> WRITTEN REQUEST
Search the material for the word "param" and copy each line that holds it.

> MATERIAL FOR THIS TASK
────────────────────
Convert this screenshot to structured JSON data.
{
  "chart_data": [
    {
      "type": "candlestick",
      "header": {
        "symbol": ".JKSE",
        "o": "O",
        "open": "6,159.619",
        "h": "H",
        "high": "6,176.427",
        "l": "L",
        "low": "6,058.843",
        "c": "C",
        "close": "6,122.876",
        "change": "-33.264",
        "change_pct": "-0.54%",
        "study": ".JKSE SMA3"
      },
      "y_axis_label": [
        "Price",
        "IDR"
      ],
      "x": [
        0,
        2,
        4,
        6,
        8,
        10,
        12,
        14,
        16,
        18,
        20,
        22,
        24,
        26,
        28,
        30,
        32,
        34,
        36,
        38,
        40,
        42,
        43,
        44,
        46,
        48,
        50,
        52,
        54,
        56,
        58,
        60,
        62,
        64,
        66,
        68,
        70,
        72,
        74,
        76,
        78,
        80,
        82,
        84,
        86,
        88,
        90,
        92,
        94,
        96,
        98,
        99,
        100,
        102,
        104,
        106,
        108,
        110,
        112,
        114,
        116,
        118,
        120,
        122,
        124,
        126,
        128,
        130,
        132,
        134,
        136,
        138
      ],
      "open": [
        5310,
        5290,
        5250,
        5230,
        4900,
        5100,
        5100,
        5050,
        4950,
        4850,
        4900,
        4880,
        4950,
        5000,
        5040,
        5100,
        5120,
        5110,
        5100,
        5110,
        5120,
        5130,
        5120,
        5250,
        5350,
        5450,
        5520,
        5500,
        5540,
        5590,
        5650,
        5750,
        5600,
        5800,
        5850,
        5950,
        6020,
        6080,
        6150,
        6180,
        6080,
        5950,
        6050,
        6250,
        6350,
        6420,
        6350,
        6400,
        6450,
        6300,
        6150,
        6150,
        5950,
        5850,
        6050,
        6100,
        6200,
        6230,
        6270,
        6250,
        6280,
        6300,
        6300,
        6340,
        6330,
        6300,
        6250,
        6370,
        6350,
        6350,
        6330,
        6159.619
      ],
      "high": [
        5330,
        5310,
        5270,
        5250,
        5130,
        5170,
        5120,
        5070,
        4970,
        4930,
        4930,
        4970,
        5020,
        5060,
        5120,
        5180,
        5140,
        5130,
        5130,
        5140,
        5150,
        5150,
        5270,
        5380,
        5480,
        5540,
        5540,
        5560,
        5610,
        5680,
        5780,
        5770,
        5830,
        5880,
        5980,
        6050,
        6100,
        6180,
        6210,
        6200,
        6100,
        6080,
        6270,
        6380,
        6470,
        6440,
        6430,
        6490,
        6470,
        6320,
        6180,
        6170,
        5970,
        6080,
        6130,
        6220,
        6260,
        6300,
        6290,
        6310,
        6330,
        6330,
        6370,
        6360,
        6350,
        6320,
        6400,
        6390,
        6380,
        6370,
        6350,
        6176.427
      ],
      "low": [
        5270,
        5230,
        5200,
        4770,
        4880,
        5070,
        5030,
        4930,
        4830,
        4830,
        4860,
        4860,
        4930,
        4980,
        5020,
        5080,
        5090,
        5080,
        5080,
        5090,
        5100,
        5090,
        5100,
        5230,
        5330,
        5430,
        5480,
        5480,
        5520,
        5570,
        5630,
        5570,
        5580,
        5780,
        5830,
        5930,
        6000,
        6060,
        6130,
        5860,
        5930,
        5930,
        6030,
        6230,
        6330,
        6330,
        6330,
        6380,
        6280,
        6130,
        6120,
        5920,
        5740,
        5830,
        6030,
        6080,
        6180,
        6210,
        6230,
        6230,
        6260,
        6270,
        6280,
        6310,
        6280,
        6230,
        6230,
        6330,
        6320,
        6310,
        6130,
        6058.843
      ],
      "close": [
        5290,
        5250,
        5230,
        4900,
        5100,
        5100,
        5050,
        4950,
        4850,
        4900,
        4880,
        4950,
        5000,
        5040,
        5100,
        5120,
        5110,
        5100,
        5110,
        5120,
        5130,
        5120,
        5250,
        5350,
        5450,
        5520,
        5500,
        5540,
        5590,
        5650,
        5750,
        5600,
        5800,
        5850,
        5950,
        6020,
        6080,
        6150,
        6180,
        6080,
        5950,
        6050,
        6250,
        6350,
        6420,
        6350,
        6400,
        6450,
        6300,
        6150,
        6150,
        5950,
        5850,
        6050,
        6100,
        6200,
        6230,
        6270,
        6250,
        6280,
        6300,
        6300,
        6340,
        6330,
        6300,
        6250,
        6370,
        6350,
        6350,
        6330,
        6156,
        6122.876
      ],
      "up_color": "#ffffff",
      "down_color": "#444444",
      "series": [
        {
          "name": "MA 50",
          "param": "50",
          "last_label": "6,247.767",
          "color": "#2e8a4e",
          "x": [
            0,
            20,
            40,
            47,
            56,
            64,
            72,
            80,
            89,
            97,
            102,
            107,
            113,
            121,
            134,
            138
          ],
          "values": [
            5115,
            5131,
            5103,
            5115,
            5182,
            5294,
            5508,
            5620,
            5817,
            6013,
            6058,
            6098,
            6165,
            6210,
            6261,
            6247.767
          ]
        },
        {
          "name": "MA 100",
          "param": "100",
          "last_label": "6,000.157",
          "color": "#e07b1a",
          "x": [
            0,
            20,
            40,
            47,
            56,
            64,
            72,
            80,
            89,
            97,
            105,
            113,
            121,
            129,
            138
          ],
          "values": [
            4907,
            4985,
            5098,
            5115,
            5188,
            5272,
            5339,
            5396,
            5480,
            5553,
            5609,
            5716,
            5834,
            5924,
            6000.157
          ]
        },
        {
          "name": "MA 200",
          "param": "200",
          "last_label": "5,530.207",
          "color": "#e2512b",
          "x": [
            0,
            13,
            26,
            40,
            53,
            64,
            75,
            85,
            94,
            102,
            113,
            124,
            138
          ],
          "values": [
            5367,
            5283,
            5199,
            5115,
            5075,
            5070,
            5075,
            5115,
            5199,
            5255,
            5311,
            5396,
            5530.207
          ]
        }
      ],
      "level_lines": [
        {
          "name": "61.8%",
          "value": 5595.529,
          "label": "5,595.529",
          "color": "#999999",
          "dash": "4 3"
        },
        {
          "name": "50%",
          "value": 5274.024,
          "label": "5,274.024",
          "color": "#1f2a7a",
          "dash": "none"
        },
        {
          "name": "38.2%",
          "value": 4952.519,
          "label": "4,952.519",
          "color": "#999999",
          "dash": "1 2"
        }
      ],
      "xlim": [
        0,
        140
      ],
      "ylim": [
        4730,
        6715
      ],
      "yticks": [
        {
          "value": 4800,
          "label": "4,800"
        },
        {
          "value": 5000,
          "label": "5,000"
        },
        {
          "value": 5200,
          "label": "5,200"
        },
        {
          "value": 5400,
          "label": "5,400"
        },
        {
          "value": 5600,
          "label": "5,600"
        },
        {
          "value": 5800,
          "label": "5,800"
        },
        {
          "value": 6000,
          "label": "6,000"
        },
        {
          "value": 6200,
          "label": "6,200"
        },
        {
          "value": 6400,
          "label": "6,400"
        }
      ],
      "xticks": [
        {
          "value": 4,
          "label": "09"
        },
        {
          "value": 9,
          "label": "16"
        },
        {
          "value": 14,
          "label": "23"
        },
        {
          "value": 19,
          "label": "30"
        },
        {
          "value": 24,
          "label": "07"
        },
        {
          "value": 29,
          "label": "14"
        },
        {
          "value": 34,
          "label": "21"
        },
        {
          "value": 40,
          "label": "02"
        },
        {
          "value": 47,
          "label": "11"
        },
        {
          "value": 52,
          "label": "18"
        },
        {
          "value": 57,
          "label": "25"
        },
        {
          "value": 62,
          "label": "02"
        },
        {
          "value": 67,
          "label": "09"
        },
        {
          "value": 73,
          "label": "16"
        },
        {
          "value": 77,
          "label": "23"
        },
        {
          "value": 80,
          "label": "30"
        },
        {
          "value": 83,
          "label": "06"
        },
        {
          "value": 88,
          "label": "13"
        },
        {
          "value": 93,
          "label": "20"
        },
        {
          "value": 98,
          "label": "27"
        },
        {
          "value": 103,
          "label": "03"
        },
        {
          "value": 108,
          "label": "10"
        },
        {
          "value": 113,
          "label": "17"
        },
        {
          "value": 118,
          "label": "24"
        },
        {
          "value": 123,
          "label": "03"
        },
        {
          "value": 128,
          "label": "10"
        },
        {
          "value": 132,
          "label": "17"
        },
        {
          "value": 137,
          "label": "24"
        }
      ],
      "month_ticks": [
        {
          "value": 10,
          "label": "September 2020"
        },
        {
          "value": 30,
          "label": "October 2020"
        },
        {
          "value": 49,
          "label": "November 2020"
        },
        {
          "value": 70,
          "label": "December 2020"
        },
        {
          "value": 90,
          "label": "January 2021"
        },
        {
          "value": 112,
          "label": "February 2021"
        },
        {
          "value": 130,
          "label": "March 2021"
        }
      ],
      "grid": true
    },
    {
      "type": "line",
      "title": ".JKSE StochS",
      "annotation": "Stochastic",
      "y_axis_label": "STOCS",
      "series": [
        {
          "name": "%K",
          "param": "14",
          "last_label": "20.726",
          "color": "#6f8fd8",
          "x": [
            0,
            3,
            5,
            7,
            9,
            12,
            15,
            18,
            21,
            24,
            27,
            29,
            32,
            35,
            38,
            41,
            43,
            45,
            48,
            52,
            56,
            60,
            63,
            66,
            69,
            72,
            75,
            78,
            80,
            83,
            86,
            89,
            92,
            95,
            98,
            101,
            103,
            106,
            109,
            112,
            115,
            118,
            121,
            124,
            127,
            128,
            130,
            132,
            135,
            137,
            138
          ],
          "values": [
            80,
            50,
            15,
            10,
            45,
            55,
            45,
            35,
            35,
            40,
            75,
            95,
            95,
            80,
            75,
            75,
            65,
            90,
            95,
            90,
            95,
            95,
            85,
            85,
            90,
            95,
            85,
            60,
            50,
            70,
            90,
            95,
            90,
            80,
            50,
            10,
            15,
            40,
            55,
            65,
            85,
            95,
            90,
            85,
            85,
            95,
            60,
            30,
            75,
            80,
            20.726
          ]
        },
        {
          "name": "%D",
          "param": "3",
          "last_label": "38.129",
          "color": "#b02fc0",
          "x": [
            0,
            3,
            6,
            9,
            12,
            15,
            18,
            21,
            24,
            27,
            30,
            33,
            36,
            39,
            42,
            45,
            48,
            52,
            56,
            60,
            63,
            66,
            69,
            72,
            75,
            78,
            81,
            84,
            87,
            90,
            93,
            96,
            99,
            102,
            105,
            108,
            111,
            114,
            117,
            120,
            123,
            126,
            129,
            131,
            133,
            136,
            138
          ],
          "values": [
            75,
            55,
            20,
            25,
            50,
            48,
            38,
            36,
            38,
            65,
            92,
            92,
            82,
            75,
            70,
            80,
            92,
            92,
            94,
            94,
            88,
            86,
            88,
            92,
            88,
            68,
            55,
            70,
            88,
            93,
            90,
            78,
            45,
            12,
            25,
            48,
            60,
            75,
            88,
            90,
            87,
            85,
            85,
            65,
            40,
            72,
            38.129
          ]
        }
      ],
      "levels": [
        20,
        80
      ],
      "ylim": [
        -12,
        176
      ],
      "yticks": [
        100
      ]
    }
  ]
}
────────────────────
> TASK RESULT
          "param": "50",
          "param": "100",
          "param": "200",
          "param": "14",
          "param": "3",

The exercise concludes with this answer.